Go through the material and pull out every line with the string "screenshot" in it.

++++++++

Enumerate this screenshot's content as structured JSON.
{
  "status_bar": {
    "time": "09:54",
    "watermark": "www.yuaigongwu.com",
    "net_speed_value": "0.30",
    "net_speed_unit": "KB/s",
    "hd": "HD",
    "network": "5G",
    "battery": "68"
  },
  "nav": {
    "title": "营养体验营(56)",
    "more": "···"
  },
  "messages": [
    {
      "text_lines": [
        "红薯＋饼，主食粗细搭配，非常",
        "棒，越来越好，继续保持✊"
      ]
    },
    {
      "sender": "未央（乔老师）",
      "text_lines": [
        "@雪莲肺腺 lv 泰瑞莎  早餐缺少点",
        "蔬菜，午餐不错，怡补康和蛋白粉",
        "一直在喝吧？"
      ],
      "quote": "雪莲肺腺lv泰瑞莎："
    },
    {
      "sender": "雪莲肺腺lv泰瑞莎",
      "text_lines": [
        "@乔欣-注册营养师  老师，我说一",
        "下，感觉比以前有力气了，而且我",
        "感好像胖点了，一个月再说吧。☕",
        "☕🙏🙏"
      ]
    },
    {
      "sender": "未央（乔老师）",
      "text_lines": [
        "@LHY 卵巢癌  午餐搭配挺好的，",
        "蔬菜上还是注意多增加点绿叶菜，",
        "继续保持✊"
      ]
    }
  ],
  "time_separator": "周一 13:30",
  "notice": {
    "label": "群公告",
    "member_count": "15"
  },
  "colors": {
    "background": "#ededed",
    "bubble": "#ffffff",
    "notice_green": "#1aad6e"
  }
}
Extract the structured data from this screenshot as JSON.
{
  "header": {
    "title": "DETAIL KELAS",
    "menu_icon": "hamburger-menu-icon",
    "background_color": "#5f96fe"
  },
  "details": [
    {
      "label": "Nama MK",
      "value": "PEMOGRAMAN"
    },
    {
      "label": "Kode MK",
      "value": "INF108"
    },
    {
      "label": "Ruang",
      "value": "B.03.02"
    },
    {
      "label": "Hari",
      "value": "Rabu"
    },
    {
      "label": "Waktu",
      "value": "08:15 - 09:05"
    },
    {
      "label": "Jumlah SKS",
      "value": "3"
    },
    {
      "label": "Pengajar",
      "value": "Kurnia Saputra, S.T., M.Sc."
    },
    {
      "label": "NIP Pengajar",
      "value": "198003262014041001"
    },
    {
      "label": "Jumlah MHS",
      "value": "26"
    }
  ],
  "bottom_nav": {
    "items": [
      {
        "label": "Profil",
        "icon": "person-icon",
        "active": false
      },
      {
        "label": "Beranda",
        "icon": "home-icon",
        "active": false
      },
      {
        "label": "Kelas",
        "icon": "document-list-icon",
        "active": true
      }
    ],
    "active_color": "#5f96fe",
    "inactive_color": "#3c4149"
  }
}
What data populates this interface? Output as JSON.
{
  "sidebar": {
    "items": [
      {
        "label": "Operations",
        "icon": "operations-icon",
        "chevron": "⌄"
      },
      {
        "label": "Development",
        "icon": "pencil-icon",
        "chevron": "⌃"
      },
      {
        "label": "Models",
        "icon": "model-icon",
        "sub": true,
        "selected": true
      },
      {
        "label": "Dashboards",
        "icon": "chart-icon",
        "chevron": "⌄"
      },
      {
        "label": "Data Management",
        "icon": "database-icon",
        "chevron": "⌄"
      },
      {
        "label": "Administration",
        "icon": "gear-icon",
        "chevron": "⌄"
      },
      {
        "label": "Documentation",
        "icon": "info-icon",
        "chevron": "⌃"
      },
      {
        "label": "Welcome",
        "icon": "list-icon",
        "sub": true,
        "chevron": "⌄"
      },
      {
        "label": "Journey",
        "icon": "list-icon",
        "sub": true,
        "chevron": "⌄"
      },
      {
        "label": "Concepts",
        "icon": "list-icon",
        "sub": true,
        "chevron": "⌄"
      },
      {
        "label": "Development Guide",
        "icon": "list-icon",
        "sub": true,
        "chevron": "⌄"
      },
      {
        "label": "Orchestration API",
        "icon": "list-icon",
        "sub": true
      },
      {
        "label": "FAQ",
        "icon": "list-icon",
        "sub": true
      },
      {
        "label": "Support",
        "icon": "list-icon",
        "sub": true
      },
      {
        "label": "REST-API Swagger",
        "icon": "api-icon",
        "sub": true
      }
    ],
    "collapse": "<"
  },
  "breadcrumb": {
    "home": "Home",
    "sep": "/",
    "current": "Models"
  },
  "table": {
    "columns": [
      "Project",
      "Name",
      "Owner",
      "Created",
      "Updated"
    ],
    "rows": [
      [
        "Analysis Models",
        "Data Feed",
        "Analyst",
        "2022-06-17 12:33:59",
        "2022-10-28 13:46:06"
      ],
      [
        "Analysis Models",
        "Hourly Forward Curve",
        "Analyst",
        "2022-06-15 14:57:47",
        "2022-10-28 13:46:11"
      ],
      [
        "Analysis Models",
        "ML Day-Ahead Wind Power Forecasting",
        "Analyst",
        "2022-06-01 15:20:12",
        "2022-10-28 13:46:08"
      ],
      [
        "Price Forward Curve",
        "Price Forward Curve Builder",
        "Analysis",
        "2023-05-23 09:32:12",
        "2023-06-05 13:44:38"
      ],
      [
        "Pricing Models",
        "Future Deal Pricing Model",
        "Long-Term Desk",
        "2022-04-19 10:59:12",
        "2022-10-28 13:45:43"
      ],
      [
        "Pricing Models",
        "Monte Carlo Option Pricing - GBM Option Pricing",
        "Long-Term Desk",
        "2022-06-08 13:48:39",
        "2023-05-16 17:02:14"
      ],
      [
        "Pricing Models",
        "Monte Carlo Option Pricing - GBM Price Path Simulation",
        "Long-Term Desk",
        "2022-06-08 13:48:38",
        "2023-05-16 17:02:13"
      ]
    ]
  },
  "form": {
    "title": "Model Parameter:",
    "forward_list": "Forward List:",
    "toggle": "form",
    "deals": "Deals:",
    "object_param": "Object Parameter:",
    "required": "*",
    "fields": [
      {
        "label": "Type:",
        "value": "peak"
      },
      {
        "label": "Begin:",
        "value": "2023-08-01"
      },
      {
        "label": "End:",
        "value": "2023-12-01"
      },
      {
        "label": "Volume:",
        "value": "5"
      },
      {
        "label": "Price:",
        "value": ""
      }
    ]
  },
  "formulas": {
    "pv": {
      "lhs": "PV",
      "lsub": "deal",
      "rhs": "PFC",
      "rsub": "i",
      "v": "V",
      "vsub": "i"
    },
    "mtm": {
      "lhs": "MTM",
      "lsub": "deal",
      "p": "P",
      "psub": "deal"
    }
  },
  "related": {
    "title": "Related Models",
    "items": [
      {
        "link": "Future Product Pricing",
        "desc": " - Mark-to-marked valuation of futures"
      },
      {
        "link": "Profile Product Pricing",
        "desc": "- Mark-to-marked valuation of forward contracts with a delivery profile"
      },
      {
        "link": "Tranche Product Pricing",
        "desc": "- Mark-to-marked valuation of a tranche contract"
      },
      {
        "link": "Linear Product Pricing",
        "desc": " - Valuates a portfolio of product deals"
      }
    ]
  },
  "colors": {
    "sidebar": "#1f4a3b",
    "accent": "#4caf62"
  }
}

++++++++

> Final result
Enumerate this screenshot's content as structured JSON.
Extract the structured data from this screenshot as JSON.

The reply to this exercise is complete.